Problem to work on: Count how many lines in this material contain "screenshot". The answer is that number alone.

--- Data supplied ---

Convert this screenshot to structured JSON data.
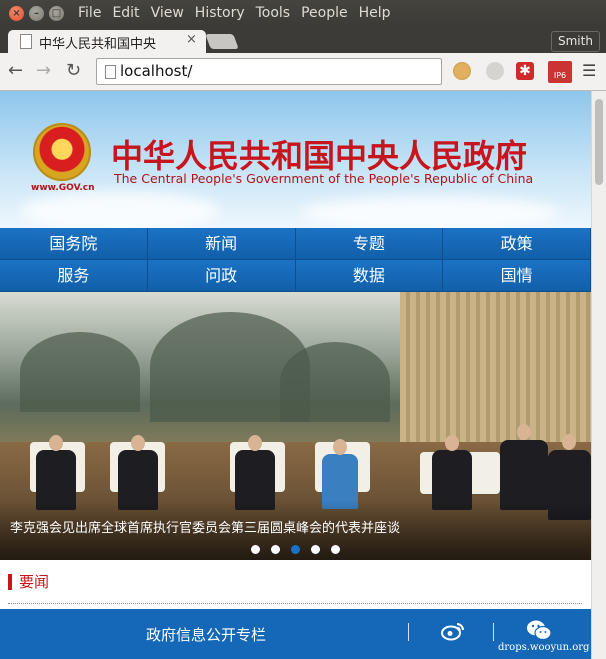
{
  "window": {
    "menu": [
      "File",
      "Edit",
      "View",
      "History",
      "Tools",
      "People",
      "Help"
    ],
    "profile_name": "Smith"
  },
  "tab": {
    "title": "中华人民共和国中央",
    "close_glyph": "×"
  },
  "toolbar": {
    "url": "localhost/",
    "ext_ip_label": "IP6",
    "ext_red_glyph": "✱"
  },
  "page": {
    "logo_url": "www.GOV.cn",
    "title": "中华人民共和国中央人民政府",
    "subtitle": "The Central People's Government of the People's Republic of China",
    "nav": [
      "国务院",
      "新闻",
      "专题",
      "政策",
      "服务",
      "问政",
      "数据",
      "国情"
    ],
    "hero_caption": "李克强会见出席全球首席执行官委员会第三届圆桌峰会的代表并座谈",
    "carousel": {
      "count": 5,
      "active_index": 2
    },
    "news_label": "要闻",
    "footer_link": "政府信息公开专栏",
    "watermark": "drops.wooyun.org"
  },
  "colors": {
    "gov_red": "#c8141c",
    "nav_blue": "#1568b8",
    "active_dot": "#1a72c6"
  }
}
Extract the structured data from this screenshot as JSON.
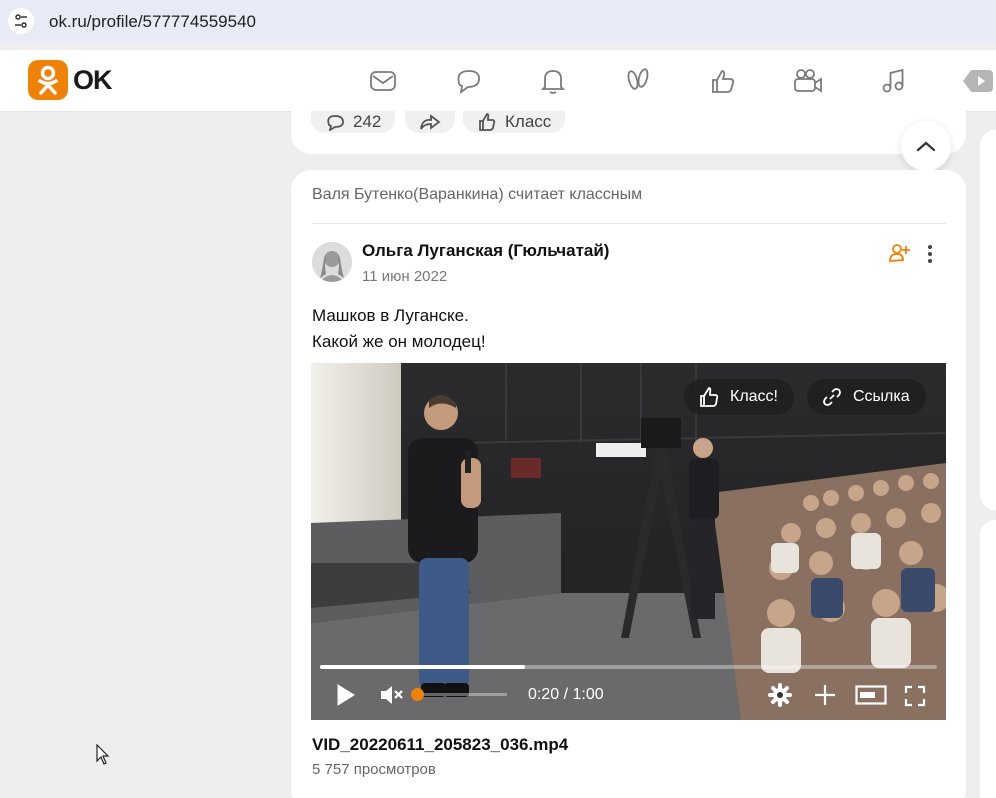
{
  "browser": {
    "url": "ok.ru/profile/577774559540"
  },
  "header": {
    "logo_text": "OK",
    "brand_color": "#ee8208",
    "nav_icons": [
      "mail-icon",
      "chat-icon",
      "bell-icon",
      "guests-icon",
      "like-icon",
      "video-camera-icon",
      "music-icon",
      "video-icon"
    ]
  },
  "prev_post": {
    "comments_count": "242",
    "class_label": "Класс"
  },
  "post": {
    "liked_by": "Валя Бутенко(Варанкина) считает классным",
    "author": "Ольга Луганская (Гюльчатай)",
    "date": "11 июн 2022",
    "text_line1": "Машков в Луганске.",
    "text_line2": "Какой же он молодец!",
    "video": {
      "class_button": "Класс!",
      "link_button": "Ссылка",
      "timecode": "0:20 / 1:00",
      "progress": 0.333,
      "volume_muted": true
    },
    "filename": "VID_20220611_205823_036.mp4",
    "views": "5 757 просмотров"
  }
}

---

Task result: 2